◆ **Given problem**: Check every line below for the word "Energy" and copy the ones that have it.

◆ **Dataset excerpts**:
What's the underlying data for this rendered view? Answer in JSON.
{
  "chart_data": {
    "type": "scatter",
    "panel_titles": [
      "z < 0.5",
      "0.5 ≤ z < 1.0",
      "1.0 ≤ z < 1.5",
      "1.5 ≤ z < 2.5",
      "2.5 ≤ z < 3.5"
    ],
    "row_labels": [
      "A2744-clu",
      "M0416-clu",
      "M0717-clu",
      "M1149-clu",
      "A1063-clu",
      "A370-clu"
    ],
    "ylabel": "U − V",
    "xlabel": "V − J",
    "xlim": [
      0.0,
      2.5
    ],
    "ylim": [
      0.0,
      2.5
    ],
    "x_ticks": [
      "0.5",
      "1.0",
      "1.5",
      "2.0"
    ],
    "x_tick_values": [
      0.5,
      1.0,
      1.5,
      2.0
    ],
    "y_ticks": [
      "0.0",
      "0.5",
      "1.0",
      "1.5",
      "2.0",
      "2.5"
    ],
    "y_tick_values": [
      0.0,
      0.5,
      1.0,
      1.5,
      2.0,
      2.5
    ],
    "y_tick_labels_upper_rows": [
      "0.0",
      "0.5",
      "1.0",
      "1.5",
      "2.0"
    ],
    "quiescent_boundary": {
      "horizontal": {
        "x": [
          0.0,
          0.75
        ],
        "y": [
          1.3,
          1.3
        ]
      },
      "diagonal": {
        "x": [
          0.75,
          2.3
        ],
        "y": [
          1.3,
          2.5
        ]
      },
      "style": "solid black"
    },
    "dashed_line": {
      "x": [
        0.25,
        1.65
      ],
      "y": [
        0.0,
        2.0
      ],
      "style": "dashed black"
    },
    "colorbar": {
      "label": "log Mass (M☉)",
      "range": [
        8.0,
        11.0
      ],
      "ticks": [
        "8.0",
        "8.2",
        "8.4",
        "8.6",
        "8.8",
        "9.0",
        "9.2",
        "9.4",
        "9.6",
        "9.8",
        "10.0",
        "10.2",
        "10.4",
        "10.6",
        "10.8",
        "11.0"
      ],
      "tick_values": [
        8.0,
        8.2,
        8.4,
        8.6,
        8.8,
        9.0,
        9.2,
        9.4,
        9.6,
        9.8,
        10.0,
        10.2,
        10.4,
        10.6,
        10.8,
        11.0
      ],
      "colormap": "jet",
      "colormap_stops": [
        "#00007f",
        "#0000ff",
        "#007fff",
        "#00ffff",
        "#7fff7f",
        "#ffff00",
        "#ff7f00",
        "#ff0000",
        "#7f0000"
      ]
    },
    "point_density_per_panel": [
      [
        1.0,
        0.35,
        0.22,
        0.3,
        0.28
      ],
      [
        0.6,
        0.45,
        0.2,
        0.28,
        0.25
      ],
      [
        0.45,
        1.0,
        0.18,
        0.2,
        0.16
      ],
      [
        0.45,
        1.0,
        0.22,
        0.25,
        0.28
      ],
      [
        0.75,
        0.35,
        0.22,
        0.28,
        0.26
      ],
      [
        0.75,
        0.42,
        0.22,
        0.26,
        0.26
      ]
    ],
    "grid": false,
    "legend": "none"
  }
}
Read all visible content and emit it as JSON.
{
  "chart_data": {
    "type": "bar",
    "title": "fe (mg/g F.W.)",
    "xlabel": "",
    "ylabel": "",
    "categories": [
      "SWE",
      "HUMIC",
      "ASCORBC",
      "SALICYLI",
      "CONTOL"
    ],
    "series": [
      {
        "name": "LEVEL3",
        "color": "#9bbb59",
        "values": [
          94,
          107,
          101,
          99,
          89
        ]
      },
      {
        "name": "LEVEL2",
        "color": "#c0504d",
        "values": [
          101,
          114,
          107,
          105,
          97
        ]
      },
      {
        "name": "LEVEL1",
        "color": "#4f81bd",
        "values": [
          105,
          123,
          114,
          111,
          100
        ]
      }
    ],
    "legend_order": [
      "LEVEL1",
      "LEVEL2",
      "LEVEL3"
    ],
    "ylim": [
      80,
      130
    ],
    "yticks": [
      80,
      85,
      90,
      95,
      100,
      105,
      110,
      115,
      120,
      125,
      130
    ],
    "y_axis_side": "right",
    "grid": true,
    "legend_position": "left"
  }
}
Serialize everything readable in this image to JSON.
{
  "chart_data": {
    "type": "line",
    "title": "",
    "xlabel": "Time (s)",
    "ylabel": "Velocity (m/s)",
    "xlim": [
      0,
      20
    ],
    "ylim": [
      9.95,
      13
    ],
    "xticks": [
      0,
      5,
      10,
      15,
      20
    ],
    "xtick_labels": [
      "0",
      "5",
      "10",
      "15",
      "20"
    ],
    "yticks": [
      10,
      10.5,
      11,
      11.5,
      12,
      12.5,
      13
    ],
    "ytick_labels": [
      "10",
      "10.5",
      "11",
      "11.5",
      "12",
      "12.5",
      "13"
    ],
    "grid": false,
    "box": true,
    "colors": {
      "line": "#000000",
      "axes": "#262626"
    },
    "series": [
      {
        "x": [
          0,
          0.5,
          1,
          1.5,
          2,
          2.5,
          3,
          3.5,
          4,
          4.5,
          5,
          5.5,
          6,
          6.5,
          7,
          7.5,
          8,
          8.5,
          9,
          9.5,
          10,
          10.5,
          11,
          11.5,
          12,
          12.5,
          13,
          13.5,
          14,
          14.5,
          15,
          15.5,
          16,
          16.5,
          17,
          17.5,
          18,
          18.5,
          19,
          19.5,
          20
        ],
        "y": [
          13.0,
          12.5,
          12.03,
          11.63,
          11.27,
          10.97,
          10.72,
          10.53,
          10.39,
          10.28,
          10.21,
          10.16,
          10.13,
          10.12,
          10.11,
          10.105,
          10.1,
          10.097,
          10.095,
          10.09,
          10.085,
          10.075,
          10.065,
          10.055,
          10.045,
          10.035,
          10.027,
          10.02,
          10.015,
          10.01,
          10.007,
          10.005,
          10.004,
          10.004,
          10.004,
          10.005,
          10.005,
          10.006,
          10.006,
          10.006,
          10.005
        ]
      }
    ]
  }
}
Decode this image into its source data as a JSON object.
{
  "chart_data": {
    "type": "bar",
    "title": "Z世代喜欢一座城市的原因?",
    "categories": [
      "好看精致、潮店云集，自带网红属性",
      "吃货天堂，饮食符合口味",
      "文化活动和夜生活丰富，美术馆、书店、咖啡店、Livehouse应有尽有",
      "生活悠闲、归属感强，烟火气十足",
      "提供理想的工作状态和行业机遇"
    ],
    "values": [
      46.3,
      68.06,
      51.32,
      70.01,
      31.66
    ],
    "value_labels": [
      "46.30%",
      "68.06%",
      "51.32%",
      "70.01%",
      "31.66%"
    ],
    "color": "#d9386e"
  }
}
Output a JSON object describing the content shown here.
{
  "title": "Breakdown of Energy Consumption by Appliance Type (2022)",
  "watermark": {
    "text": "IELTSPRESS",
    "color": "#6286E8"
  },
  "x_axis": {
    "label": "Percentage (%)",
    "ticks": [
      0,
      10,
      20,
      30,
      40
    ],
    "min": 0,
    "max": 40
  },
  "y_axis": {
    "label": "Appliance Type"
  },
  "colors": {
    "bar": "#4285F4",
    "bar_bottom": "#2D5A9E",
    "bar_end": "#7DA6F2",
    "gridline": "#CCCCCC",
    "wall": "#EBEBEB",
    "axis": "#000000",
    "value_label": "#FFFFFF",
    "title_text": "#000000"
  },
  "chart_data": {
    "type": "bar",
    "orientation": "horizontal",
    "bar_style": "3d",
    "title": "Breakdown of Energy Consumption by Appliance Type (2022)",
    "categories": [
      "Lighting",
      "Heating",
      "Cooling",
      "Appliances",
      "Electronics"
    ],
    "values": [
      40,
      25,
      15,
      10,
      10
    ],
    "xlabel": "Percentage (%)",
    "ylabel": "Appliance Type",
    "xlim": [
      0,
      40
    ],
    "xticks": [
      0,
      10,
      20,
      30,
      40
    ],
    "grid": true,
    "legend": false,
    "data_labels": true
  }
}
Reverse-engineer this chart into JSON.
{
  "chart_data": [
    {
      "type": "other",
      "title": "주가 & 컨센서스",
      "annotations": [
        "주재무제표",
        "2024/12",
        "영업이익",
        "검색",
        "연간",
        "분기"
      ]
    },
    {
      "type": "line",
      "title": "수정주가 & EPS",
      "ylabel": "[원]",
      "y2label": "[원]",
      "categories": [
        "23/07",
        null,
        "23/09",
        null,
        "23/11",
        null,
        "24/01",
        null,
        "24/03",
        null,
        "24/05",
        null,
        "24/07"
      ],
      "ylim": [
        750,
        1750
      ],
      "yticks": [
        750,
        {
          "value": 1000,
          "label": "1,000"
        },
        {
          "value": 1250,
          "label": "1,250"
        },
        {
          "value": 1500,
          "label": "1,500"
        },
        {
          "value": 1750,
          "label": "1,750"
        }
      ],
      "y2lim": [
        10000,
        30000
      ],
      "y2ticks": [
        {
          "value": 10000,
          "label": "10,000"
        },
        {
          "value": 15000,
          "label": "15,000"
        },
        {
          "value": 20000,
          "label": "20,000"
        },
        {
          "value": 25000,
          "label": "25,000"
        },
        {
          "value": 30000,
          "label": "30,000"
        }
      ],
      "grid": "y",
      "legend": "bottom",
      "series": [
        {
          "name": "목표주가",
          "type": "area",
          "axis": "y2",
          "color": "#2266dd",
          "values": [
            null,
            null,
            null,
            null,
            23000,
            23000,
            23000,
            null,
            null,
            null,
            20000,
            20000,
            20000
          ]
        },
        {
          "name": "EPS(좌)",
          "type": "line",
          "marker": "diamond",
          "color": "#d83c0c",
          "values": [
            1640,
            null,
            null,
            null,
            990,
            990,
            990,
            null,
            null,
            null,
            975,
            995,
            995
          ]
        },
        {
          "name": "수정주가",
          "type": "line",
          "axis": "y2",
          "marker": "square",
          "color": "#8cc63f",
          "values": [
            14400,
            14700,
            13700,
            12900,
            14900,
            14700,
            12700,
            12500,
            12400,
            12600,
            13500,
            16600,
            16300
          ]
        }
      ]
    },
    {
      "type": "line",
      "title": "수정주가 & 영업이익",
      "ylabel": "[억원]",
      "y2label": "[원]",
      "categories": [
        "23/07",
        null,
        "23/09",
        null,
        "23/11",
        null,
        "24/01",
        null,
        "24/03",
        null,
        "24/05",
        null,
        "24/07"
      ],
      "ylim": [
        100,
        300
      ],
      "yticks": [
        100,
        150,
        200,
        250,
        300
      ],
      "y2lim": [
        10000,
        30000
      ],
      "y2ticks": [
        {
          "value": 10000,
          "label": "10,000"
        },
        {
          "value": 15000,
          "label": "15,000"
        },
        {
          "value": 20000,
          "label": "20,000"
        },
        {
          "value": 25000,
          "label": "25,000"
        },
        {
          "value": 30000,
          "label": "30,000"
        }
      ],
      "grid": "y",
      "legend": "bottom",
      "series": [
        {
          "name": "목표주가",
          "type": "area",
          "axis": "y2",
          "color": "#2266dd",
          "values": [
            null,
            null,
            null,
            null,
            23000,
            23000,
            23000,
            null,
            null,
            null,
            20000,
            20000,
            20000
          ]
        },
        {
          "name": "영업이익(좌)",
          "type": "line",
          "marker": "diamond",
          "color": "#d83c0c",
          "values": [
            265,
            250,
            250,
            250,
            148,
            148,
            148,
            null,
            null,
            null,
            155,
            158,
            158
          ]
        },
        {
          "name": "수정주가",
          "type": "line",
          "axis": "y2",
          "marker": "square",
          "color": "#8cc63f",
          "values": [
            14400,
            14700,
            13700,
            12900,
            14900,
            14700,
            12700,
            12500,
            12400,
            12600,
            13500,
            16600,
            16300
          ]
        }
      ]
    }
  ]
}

◆ **Complete response**:
  "title": "Breakdown of Energy Consumption by Appliance Type (2022)",
    "title": "Breakdown of Energy Consumption by Appliance Type (2022)",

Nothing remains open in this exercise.